▶ [SHORT TASK]
Output the data exactly, with every line intact.

▶ [RECORDS SHOWN]
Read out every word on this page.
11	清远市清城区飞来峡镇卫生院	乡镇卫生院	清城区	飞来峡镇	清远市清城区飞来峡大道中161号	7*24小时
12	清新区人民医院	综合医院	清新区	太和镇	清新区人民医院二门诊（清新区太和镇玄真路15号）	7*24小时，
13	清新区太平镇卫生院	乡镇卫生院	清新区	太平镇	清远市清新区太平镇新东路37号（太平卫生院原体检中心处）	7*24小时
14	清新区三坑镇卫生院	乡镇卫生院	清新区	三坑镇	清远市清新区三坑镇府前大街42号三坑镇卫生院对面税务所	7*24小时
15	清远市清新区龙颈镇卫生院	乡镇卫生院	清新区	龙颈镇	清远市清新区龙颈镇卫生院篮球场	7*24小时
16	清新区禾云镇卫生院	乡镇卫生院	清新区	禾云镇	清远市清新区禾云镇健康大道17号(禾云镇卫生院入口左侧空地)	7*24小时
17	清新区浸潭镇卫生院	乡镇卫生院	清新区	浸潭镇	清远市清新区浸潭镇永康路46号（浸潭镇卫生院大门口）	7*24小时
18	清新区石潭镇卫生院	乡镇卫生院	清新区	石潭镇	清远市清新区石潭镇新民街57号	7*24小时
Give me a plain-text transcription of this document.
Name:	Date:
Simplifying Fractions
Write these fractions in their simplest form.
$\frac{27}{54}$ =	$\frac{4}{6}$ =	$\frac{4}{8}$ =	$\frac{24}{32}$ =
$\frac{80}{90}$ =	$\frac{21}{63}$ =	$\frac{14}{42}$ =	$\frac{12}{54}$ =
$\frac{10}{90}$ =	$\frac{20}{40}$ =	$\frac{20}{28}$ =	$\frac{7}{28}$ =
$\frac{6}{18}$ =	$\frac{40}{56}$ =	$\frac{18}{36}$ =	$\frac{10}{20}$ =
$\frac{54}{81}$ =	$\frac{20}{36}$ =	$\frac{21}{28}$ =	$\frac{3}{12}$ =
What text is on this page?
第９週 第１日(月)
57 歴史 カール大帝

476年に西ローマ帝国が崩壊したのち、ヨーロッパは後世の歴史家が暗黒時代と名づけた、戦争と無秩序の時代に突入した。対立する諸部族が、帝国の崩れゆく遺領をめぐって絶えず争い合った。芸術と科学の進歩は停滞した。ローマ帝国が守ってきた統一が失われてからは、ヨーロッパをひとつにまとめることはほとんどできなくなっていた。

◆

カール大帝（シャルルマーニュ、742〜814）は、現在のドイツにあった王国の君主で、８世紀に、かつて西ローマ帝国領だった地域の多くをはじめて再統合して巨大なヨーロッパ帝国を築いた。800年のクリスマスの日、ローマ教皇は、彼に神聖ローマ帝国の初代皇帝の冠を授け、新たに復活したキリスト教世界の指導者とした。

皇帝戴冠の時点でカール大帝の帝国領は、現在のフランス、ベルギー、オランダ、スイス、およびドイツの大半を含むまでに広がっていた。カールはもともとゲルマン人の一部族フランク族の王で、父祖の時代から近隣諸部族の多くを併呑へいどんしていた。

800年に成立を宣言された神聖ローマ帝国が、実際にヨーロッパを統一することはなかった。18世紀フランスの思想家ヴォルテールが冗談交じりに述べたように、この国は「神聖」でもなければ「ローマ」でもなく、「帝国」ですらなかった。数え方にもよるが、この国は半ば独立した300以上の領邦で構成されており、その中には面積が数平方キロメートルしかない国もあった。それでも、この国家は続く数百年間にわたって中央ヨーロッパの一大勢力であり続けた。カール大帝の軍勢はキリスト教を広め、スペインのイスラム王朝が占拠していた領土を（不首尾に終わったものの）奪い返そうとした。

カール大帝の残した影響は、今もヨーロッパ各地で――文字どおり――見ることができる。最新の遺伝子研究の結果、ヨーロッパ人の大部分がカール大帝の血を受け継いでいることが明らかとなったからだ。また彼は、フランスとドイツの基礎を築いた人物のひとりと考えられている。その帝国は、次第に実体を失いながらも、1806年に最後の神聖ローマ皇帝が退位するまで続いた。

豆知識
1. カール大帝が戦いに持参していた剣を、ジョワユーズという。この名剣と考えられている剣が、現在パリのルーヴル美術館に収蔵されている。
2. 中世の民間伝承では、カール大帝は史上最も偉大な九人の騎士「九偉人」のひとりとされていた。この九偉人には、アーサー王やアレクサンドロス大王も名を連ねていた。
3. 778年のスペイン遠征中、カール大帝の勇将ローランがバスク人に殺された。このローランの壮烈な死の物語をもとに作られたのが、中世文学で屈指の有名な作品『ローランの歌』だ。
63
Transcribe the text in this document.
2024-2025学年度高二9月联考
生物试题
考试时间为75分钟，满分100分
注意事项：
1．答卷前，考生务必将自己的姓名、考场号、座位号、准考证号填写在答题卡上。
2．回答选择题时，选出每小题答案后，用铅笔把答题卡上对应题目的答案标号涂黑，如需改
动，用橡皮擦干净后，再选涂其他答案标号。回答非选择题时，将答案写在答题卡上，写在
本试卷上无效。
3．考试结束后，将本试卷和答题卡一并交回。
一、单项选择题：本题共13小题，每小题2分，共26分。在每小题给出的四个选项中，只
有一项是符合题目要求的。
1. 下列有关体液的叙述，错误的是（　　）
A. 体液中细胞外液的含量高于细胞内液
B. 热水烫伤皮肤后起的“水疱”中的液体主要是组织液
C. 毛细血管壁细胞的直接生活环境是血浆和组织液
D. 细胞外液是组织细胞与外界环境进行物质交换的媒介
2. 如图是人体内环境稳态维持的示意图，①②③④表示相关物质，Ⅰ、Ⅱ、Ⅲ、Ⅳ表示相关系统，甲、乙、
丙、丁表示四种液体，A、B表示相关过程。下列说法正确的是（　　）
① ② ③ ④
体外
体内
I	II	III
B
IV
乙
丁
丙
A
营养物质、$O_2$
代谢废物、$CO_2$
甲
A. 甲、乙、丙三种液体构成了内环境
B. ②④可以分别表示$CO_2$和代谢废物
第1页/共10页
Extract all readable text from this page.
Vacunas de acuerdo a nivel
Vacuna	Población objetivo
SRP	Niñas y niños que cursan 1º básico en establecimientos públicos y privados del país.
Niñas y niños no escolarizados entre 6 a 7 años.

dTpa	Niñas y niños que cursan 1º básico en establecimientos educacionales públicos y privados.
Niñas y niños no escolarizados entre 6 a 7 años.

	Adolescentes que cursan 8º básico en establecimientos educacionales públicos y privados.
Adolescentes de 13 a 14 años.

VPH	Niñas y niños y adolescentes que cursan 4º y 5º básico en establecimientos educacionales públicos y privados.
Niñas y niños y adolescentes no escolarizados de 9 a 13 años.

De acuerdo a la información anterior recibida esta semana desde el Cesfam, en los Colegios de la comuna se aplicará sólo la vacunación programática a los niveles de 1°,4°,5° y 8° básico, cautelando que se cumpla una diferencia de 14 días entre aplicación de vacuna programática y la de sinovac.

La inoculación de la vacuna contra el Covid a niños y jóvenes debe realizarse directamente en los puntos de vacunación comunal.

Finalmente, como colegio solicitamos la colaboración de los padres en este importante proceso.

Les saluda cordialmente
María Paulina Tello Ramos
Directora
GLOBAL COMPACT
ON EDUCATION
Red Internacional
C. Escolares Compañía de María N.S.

▶ [THE COMPLETED TASK]
Read out every word on this page.
11	清远市清城区飞来峡镇卫生院	乡镇卫生院	清城区	飞来峡镇	清远市清城区飞来峡大道中161号	7*24小时
12	清新区人民医院	综合医院	清新区	太和镇	清新区人民医院二门诊（清新区太和镇玄真路15号）	7*24小时，
13	清新区太平镇卫生院	乡镇卫生院	清新区	太平镇	清远市清新区太平镇新东路37号（太平卫生院原体检中心处）	7*24小时
14	清新区三坑镇卫生院	乡镇卫生院	清新区	三坑镇	清远市清新区三坑镇府前大街42号三坑镇卫生院对面税务所	7*24小时
15	清远市清新区龙颈镇卫生院	乡镇卫生院	清新区	龙颈镇	清远市清新区龙颈镇卫生院篮球场	7*24小时
16	清新区禾云镇卫生院	乡镇卫生院	清新区	禾云镇	清远市清新区禾云镇健康大道17号(禾云镇卫生院入口左侧空地)	7*24小时
17	清新区浸潭镇卫生院	乡镇卫生院	清新区	浸潭镇	清远市清新区浸潭镇永康路46号（浸潭镇卫生院大门口）	7*24小时
18	清新区石潭镇卫生院	乡镇卫生院	清新区	石潭镇	清远市清新区石潭镇新民街57号	7*24小时
Give me a plain-text transcription of this document.
Name:	Date:
Simplifying Fractions
Write these fractions in their simplest form.
$\frac{27}{54}$ =	$\frac{4}{6}$ =	$\frac{4}{8}$ =	$\frac{24}{32}$ =
$\frac{80}{90}$ =	$\frac{21}{63}$ =	$\frac{14}{42}$ =	$\frac{12}{54}$ =
$\frac{10}{90}$ =	$\frac{20}{40}$ =	$\frac{20}{28}$ =	$\frac{7}{28}$ =
$\frac{6}{18}$ =	$\frac{40}{56}$ =	$\frac{18}{36}$ =	$\frac{10}{20}$ =
$\frac{54}{81}$ =	$\frac{20}{36}$ =	$\frac{21}{28}$ =	$\frac{3}{12}$ =
What text is on this page?
第９週 第１日(月)
57 歴史 カール大帝

476年に西ローマ帝国が崩壊したのち、ヨーロッパは後世の歴史家が暗黒時代と名づけた、戦争と無秩序の時代に突入した。対立する諸部族が、帝国の崩れゆく遺領をめぐって絶えず争い合った。芸術と科学の進歩は停滞した。ローマ帝国が守ってきた統一が失われてからは、ヨーロッパをひとつにまとめることはほとんどできなくなっていた。

◆

カール大帝（シャルルマーニュ、742〜814）は、現在のドイツにあった王国の君主で、８世紀に、かつて西ローマ帝国領だった地域の多くをはじめて再統合して巨大なヨーロッパ帝国を築いた。800年のクリスマスの日、ローマ教皇は、彼に神聖ローマ帝国の初代皇帝の冠を授け、新たに復活したキリスト教世界の指導者とした。

皇帝戴冠の時点でカール大帝の帝国領は、現在のフランス、ベルギー、オランダ、スイス、およびドイツの大半を含むまでに広がっていた。カールはもともとゲルマン人の一部族フランク族の王で、父祖の時代から近隣諸部族の多くを併呑へいどんしていた。

800年に成立を宣言された神聖ローマ帝国が、実際にヨーロッパを統一することはなかった。18世紀フランスの思想家ヴォルテールが冗談交じりに述べたように、この国は「神聖」でもなければ「ローマ」でもなく、「帝国」ですらなかった。数え方にもよるが、この国は半ば独立した300以上の領邦で構成されており、その中には面積が数平方キロメートルしかない国もあった。それでも、この国家は続く数百年間にわたって中央ヨーロッパの一大勢力であり続けた。カール大帝の軍勢はキリスト教を広め、スペインのイスラム王朝が占拠していた領土を（不首尾に終わったものの）奪い返そうとした。

カール大帝の残した影響は、今もヨーロッパ各地で――文字どおり――見ることができる。最新の遺伝子研究の結果、ヨーロッパ人の大部分がカール大帝の血を受け継いでいることが明らかとなったからだ。また彼は、フランスとドイツの基礎を築いた人物のひとりと考えられている。その帝国は、次第に実体を失いながらも、1806年に最後の神聖ローマ皇帝が退位するまで続いた。

豆知識
1. カール大帝が戦いに持参していた剣を、ジョワユーズという。この名剣と考えられている剣が、現在パリのルーヴル美術館に収蔵されている。
2. 中世の民間伝承では、カール大帝は史上最も偉大な九人の騎士「九偉人」のひとりとされていた。この九偉人には、アーサー王やアレクサンドロス大王も名を連ねていた。
3. 778年のスペイン遠征中、カール大帝の勇将ローランがバスク人に殺された。このローランの壮烈な死の物語をもとに作られたのが、中世文学で屈指の有名な作品『ローランの歌』だ。
63
Transcribe the text in this document.
2024-2025学年度高二9月联考
生物试题
考试时间为75分钟，满分100分
注意事项：
1．答卷前，考生务必将自己的姓名、考场号、座位号、准考证号填写在答题卡上。
2．回答选择题时，选出每小题答案后，用铅笔把答题卡上对应题目的答案标号涂黑，如需改
动，用橡皮擦干净后，再选涂其他答案标号。回答非选择题时，将答案写在答题卡上，写在
本试卷上无效。
3．考试结束后，将本试卷和答题卡一并交回。
一、单项选择题：本题共13小题，每小题2分，共26分。在每小题给出的四个选项中，只
有一项是符合题目要求的。
1. 下列有关体液的叙述，错误的是（　　）
A. 体液中细胞外液的含量高于细胞内液
B. 热水烫伤皮肤后起的“水疱”中的液体主要是组织液
C. 毛细血管壁细胞的直接生活环境是血浆和组织液
D. 细胞外液是组织细胞与外界环境进行物质交换的媒介
2. 如图是人体内环境稳态维持的示意图，①②③④表示相关物质，Ⅰ、Ⅱ、Ⅲ、Ⅳ表示相关系统，甲、乙、
丙、丁表示四种液体，A、B表示相关过程。下列说法正确的是（　　）
① ② ③ ④
体外
体内
I	II	III
B
IV
乙
丁
丙
A
营养物质、$O_2$
代谢废物、$CO_2$
甲
A. 甲、乙、丙三种液体构成了内环境
B. ②④可以分别表示$CO_2$和代谢废物
第1页/共10页
Extract all readable text from this page.
Vacunas de acuerdo a nivel
Vacuna	Población objetivo
SRP	Niñas y niños que cursan 1º básico en establecimientos públicos y privados del país.
Niñas y niños no escolarizados entre 6 a 7 años.

dTpa	Niñas y niños que cursan 1º básico en establecimientos educacionales públicos y privados.
Niñas y niños no escolarizados entre 6 a 7 años.

	Adolescentes que cursan 8º básico en establecimientos educacionales públicos y privados.
Adolescentes de 13 a 14 años.

VPH	Niñas y niños y adolescentes que cursan 4º y 5º básico en establecimientos educacionales públicos y privados.
Niñas y niños y adolescentes no escolarizados de 9 a 13 años.

De acuerdo a la información anterior recibida esta semana desde el Cesfam, en los Colegios de la comuna se aplicará sólo la vacunación programática a los niveles de 1°,4°,5° y 8° básico, cautelando que se cumpla una diferencia de 14 días entre aplicación de vacuna programática y la de sinovac.

La inoculación de la vacuna contra el Covid a niños y jóvenes debe realizarse directamente en los puntos de vacunación comunal.

Finalmente, como colegio solicitamos la colaboración de los padres en este importante proceso.

Les saluda cordialmente
María Paulina Tello Ramos
Directora
GLOBAL COMPACT
ON EDUCATION
Red Internacional
C. Escolares Compañía de María N.S.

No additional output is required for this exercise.